■ RECORDS SHOWN:
□ □ □

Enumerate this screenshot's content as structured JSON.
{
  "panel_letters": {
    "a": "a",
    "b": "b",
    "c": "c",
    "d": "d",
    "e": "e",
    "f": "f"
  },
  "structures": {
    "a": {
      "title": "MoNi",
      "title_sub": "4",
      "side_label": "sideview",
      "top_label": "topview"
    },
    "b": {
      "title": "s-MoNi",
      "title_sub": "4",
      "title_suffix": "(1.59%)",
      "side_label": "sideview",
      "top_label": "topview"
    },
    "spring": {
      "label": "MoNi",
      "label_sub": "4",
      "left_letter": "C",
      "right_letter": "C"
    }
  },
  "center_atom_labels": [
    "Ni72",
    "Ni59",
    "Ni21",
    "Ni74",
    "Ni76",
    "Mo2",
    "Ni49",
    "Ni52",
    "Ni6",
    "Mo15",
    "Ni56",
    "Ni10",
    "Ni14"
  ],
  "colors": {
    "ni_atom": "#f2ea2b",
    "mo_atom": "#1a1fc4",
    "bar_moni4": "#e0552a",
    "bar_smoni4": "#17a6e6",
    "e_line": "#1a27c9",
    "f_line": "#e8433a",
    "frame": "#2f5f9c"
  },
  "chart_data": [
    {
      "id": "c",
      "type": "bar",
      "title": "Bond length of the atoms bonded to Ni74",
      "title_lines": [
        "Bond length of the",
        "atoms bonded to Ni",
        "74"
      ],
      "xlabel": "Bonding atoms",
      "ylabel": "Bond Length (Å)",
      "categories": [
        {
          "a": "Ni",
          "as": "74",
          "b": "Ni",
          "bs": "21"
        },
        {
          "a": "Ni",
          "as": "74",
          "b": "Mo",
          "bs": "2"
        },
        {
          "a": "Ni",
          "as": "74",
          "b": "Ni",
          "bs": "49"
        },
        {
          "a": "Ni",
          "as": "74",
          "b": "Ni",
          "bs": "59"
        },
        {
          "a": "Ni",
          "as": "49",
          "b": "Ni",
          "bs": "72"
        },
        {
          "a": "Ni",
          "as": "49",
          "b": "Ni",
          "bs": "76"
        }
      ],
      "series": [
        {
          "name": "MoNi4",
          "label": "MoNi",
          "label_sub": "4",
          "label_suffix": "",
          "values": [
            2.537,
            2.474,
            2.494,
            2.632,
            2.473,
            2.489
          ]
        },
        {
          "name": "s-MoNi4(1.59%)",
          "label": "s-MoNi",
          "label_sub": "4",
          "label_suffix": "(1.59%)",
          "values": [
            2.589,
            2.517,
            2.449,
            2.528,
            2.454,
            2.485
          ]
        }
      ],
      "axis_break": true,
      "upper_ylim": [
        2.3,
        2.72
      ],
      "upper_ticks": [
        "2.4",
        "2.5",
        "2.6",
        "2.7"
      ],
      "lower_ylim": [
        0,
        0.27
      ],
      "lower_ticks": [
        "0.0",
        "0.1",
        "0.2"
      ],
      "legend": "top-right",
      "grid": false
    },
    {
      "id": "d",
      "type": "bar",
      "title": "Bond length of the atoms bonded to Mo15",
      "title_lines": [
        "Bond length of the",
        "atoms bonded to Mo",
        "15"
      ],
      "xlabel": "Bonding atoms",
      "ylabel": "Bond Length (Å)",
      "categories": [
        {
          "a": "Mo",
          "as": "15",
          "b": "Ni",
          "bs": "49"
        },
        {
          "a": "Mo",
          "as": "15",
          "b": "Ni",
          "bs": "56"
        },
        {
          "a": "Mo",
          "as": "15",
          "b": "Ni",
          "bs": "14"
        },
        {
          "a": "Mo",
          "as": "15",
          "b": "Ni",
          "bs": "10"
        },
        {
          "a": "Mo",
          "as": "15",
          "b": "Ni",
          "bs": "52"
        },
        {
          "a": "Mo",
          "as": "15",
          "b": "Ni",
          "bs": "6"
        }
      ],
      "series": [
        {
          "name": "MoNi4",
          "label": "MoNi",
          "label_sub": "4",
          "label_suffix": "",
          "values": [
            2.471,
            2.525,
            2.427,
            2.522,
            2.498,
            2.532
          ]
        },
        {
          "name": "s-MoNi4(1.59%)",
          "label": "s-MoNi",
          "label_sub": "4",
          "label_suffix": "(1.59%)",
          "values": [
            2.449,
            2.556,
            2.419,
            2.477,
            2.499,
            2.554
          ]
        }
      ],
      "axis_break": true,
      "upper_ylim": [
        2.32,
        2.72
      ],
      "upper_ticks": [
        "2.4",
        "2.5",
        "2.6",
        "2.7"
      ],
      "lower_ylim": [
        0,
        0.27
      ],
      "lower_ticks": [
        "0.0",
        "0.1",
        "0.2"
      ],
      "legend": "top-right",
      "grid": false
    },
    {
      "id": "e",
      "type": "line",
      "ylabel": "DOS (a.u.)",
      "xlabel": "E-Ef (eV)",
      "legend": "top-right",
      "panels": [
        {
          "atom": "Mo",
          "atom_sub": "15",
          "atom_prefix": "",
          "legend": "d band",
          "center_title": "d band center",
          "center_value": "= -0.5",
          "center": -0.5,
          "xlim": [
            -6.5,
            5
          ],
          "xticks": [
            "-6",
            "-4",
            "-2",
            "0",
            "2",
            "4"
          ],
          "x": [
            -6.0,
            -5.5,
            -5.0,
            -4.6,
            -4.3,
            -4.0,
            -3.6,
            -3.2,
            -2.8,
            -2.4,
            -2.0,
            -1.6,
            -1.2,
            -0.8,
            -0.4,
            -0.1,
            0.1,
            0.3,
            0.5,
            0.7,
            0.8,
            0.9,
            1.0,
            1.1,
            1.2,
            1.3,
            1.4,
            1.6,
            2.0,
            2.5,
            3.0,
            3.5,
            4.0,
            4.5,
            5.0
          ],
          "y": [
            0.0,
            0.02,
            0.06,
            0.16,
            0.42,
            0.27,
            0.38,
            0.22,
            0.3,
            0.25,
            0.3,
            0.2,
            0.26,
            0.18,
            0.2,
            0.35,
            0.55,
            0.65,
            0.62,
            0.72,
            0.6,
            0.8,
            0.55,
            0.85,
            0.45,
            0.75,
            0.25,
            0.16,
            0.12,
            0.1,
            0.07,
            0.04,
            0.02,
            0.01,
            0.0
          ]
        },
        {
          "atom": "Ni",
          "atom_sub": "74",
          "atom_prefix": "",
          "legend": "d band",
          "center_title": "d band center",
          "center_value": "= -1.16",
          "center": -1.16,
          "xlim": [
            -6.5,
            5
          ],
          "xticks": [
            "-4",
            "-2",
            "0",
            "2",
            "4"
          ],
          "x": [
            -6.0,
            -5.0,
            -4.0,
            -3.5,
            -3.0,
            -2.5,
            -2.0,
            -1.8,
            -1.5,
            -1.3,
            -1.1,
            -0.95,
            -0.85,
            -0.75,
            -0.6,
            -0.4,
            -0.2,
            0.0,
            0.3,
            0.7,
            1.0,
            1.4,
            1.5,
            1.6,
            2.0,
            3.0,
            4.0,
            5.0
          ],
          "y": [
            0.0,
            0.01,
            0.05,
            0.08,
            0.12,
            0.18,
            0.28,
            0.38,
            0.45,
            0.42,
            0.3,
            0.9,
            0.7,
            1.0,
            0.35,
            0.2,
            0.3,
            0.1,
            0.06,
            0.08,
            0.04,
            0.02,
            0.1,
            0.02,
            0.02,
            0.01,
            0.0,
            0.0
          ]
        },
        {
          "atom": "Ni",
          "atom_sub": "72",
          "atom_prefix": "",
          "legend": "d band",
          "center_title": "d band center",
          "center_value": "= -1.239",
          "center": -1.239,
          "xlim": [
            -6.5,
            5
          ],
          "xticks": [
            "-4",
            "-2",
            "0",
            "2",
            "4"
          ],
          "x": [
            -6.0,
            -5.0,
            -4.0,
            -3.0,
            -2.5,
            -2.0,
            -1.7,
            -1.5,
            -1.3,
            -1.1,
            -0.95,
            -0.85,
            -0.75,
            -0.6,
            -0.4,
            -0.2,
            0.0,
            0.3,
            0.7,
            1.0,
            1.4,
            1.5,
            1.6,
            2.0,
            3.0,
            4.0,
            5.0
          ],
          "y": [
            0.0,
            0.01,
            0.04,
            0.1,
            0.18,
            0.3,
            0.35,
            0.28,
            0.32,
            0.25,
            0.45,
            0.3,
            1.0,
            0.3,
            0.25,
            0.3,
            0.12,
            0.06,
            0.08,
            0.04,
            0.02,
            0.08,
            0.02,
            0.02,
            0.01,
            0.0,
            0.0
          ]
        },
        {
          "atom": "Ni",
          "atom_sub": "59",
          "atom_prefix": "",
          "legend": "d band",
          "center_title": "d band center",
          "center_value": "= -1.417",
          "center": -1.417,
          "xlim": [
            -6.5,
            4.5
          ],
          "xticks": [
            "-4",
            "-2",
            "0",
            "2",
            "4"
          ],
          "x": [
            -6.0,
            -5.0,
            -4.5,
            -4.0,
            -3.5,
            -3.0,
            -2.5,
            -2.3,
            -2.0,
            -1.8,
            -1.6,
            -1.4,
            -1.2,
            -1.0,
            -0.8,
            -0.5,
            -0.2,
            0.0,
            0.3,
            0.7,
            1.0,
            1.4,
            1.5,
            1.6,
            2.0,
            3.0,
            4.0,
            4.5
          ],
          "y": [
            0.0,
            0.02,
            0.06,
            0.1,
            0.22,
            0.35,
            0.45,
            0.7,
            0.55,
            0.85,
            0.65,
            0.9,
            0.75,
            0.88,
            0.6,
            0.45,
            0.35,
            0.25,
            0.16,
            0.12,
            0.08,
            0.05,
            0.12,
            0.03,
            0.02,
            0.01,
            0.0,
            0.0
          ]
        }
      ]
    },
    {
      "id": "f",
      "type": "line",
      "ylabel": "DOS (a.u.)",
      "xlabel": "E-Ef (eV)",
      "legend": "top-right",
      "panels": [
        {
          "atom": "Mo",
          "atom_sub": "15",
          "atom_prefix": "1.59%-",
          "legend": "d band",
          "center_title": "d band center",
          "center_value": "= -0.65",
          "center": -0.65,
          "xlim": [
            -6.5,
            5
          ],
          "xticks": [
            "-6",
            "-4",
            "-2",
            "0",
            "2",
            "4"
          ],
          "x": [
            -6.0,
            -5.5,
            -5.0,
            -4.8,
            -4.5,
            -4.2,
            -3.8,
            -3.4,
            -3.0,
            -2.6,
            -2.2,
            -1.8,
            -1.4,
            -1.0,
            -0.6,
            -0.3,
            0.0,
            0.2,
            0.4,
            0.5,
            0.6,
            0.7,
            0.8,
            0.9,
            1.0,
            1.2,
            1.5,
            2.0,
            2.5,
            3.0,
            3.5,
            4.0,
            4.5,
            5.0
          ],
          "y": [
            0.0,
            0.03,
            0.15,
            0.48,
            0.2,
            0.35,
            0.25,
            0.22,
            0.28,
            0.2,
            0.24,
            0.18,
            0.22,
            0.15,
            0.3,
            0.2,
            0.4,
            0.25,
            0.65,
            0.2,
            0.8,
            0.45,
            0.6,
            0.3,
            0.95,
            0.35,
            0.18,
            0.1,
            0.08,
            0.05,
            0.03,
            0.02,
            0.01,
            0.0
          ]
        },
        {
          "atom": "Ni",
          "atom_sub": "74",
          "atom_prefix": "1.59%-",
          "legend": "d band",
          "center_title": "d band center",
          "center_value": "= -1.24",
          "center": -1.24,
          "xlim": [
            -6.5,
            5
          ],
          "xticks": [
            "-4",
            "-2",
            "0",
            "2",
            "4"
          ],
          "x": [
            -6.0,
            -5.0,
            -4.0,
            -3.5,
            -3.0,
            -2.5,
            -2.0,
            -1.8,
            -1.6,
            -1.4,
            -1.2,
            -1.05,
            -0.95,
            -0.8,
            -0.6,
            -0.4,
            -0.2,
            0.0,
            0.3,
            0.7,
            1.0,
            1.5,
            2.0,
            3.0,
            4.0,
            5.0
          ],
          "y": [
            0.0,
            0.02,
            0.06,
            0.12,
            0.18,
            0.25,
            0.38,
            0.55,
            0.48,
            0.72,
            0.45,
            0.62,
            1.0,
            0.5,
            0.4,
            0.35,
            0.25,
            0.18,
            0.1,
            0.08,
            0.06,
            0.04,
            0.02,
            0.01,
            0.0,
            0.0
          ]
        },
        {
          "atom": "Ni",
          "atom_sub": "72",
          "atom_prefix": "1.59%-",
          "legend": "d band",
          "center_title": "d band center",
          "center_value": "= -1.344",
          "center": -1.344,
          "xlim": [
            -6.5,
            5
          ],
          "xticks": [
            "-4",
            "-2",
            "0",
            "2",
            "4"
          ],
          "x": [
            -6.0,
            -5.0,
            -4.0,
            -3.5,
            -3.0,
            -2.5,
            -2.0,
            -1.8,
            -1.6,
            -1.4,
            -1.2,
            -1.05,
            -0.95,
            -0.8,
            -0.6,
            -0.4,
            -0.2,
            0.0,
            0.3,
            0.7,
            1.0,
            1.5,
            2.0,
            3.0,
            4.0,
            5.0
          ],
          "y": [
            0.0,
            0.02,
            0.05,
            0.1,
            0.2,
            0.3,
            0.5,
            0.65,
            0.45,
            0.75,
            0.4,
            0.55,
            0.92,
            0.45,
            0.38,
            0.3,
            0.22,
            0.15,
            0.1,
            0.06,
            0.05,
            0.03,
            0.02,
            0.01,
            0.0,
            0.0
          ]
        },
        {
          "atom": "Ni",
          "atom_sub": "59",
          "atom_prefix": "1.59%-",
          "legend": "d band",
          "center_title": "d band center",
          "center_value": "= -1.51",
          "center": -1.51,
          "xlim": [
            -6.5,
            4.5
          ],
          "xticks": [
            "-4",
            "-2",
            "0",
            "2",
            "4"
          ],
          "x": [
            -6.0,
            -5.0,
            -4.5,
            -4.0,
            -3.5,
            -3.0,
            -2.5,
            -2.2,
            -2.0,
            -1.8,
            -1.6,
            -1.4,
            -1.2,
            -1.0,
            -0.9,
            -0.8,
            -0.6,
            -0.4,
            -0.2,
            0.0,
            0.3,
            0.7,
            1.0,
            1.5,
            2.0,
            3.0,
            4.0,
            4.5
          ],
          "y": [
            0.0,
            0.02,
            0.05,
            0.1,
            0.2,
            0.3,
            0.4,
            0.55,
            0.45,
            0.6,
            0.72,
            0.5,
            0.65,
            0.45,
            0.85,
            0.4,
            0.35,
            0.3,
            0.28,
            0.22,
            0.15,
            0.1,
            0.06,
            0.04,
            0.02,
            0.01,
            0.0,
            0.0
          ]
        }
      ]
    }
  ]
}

□ □ □

■ EXERCISE OBJECTIVE: Search the listing for the word "atoms". Copy every line in which it occurs.

■ ANSWER TO THE EXERCISE:
      "title": "Bond length of the atoms bonded to Ni74",
        "atoms bonded to Ni",
      "xlabel": "Bonding atoms",
      "title": "Bond length of the atoms bonded to Mo15",
        "atoms bonded to Mo",
      "xlabel": "Bonding atoms",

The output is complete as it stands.